> [Stated goal] Please return the lines of the listing unchanged, from its first line through the line that contains "paragraph-origin: Opracowana w", with both ends included.

[Region annotation listing]
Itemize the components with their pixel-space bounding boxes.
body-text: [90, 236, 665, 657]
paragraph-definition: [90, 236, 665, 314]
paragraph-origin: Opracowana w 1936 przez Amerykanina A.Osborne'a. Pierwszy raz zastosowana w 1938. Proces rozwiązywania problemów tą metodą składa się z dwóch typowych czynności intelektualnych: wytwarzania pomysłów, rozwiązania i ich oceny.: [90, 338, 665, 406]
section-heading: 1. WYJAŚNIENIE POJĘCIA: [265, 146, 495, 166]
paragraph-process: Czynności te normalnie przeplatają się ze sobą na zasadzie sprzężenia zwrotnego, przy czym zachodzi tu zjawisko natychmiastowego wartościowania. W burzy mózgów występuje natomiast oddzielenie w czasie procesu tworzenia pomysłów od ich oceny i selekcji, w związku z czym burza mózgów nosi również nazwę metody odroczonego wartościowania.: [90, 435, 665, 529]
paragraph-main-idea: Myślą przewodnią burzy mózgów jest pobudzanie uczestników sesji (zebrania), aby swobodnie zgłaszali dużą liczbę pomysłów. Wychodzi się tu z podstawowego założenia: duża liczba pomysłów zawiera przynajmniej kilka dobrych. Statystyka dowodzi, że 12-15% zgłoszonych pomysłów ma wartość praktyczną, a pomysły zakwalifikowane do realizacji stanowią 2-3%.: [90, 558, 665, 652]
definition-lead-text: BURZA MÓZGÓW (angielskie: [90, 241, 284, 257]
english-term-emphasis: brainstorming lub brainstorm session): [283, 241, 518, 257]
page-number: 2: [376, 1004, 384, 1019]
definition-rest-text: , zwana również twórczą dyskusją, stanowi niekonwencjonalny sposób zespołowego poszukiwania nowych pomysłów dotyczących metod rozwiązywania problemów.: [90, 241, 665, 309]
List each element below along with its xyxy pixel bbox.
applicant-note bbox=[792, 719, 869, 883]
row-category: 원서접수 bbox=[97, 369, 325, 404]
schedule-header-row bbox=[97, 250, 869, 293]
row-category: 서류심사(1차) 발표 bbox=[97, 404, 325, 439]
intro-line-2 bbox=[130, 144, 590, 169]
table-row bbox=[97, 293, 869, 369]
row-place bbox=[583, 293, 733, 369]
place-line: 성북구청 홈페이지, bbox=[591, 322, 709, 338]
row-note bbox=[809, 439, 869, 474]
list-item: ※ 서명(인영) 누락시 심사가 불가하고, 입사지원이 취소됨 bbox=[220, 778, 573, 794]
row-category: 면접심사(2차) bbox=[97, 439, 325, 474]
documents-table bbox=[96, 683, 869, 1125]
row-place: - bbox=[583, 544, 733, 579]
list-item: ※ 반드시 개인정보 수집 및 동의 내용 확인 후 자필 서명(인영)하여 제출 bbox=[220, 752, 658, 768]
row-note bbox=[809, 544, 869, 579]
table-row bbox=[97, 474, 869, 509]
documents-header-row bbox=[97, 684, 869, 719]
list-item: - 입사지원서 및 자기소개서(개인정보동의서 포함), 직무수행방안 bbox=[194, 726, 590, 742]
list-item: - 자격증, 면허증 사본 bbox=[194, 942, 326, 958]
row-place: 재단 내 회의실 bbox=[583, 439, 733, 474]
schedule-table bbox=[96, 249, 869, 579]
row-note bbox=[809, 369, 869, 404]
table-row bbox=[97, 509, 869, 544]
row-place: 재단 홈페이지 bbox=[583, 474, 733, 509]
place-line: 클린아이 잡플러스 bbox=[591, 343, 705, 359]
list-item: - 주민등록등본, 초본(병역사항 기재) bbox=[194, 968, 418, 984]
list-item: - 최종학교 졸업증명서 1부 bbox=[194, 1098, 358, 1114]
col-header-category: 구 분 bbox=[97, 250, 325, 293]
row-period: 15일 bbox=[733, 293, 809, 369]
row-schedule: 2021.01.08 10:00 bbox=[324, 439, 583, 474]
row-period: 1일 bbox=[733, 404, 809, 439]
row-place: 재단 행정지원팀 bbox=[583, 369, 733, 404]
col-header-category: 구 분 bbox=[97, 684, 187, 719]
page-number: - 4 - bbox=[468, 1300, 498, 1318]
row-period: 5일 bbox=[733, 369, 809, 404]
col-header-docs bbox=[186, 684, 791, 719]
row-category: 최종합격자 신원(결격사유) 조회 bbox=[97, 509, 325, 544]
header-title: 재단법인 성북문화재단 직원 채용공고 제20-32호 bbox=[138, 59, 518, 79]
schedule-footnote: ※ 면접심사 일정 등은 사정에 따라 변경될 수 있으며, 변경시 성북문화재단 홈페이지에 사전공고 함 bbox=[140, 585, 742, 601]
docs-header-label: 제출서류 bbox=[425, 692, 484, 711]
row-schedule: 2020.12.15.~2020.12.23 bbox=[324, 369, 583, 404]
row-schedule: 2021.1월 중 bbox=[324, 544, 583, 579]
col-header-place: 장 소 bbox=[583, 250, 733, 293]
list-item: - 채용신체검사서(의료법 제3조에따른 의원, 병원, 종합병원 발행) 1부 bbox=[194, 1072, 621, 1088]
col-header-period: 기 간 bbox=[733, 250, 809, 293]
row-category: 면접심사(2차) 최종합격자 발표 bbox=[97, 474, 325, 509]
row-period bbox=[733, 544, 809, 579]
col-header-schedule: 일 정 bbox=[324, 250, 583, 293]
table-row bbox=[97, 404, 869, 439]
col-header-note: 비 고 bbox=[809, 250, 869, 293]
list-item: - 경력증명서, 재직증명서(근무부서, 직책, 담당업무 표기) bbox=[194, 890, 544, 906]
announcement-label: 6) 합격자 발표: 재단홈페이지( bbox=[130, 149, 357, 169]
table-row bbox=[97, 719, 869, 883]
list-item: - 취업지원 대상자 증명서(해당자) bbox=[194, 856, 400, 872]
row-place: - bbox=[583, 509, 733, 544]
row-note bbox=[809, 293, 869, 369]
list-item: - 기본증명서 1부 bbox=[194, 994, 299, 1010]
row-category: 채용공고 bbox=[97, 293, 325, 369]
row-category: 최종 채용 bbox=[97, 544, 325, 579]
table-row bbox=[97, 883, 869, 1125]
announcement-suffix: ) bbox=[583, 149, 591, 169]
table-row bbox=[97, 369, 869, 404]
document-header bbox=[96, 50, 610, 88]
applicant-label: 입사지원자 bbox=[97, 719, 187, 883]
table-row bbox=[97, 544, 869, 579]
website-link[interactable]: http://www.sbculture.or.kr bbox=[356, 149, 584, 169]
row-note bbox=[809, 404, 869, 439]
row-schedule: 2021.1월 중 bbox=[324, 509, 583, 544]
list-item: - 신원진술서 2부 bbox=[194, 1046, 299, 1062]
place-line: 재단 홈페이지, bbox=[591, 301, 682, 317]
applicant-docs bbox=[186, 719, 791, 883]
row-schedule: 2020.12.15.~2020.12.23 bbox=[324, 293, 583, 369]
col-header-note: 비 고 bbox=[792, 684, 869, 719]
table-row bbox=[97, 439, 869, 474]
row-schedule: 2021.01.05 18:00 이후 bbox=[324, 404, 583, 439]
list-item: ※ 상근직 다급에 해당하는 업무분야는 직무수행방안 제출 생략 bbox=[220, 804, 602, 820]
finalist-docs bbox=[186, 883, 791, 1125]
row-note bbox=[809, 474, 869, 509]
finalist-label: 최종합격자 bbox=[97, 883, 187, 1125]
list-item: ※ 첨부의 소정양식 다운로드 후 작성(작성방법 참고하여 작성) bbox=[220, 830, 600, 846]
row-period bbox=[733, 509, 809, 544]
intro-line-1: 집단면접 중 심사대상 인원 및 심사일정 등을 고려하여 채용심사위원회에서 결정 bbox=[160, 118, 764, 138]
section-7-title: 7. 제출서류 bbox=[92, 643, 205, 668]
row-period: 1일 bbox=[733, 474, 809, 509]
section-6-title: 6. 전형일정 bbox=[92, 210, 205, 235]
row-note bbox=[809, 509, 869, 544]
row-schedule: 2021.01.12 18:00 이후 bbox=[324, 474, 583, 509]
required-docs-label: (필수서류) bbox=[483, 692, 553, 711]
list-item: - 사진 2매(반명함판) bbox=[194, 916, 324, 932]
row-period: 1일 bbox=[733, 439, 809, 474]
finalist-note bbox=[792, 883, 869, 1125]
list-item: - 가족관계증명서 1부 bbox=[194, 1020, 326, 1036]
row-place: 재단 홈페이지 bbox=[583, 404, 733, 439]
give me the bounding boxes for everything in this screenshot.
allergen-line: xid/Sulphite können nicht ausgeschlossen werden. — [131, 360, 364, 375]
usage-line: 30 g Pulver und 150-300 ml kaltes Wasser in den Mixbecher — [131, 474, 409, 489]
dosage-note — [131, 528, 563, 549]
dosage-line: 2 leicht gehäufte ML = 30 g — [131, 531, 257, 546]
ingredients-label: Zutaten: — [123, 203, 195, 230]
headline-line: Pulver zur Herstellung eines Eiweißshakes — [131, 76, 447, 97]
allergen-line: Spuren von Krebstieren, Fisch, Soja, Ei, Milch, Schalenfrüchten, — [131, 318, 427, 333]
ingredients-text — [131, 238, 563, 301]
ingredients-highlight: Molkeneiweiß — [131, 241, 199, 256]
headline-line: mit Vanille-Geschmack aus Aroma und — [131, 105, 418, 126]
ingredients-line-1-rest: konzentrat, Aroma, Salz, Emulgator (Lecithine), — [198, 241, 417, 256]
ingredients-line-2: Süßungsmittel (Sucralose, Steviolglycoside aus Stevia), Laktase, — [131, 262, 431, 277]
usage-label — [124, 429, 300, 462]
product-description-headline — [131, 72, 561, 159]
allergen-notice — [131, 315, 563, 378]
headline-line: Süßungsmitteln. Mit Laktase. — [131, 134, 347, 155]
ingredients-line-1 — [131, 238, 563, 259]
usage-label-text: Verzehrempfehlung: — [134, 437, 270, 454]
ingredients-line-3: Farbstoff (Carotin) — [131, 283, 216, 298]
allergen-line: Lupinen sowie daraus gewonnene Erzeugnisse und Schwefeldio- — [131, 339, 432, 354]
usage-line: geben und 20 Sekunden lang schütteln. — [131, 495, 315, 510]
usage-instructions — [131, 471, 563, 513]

> [Task output]
Itemize the components with their pixel-space bounding boxes.
body-text: [90, 236, 665, 657]
paragraph-definition: [90, 236, 665, 314]
paragraph-origin: Opracowana w 1936 przez Amerykanina A.Osborne'a. Pierwszy raz zastosowana w 1938. Proces rozwiązywania problemów tą metodą składa się z dwóch typowych czynności intelektualnych: wytwarzania pomysłów, rozwiązania i ich oceny.: [90, 338, 665, 406]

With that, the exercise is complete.